■ **THE EXERCISE**: Please reproduce the entries below with "bboxes" replaced by "bounding boxes", leaving all other text unchanged. Omit the pictures.

■ **RECORDED DATA**:
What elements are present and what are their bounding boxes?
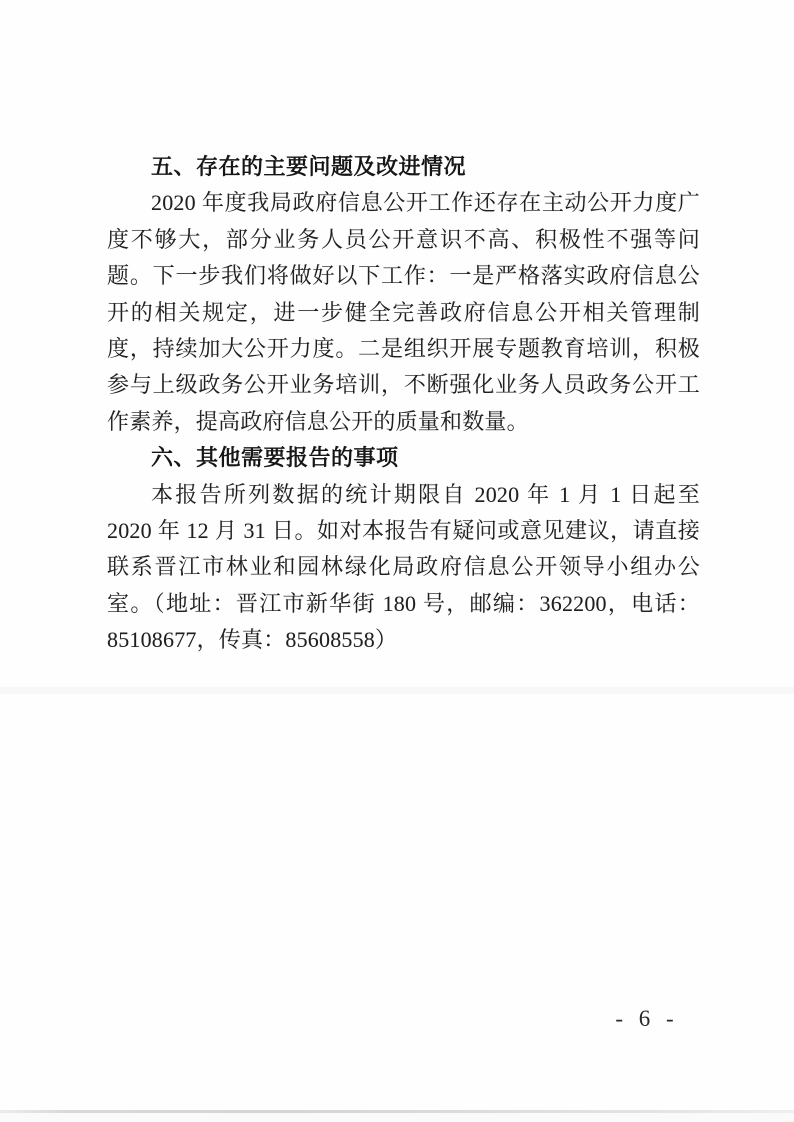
section-5-heading: 五、存在的主要问题及改进情况 [107, 149, 700, 185]
scan-edge-soft-shadow [0, 1113, 794, 1122]
section-6-heading: 六、其他需要报告的事项 [107, 440, 700, 476]
page-number: - 6 - [615, 1006, 678, 1032]
page-number-container: - 6 - [250, 1006, 794, 1032]
document-body: 五、存在的主要问题及改进情况 2020 年度我局政府信息公开工作还存在主动公开力… [107, 149, 700, 659]
section-6-paragraph: 本报告所列数据的统计期限自 2020 年 1 月 1 日起至 2020 年 12… [107, 477, 700, 659]
scanned-document-page: 五、存在的主要问题及改进情况 2020 年度我局政府信息公开工作还存在主动公开力… [0, 0, 794, 1122]
section-5-paragraph: 2020 年度我局政府信息公开工作还存在主动公开力度广度不够大，部分业务人员公开… [107, 185, 700, 440]
scan-artifact-band [0, 687, 794, 694]
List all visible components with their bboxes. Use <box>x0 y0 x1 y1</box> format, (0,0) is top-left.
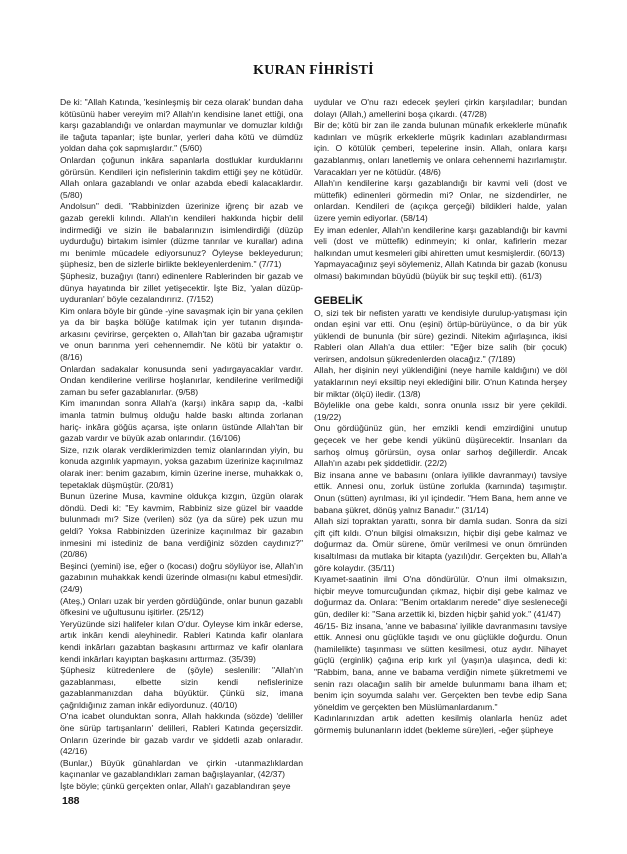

■ **ANSWER IN FULL**:
What elements are present and what are their bounding boxes?
section-5-heading: 五、存在的主要问题及改进情况 [107, 149, 700, 185]
scan-edge-soft-shadow [0, 1113, 794, 1122]
section-6-heading: 六、其他需要报告的事项 [107, 440, 700, 476]
page-number: - 6 - [615, 1006, 678, 1032]
page-number-container: - 6 - [250, 1006, 794, 1032]
document-body: 五、存在的主要问题及改进情况 2020 年度我局政府信息公开工作还存在主动公开力… [107, 149, 700, 659]
section-6-paragraph: 本报告所列数据的统计期限自 2020 年 1 月 1 日起至 2020 年 12… [107, 477, 700, 659]
scanned-document-page: 五、存在的主要问题及改进情况 2020 年度我局政府信息公开工作还存在主动公开力… [0, 0, 794, 1122]
section-5-paragraph: 2020 年度我局政府信息公开工作还存在主动公开力度广度不够大，部分业务人员公开… [107, 185, 700, 440]
scan-artifact-band [0, 687, 794, 694]
List all visible components with their bounding boxes. Use <box>x0 y0 x1 y1</box> format, (0,0) is top-left.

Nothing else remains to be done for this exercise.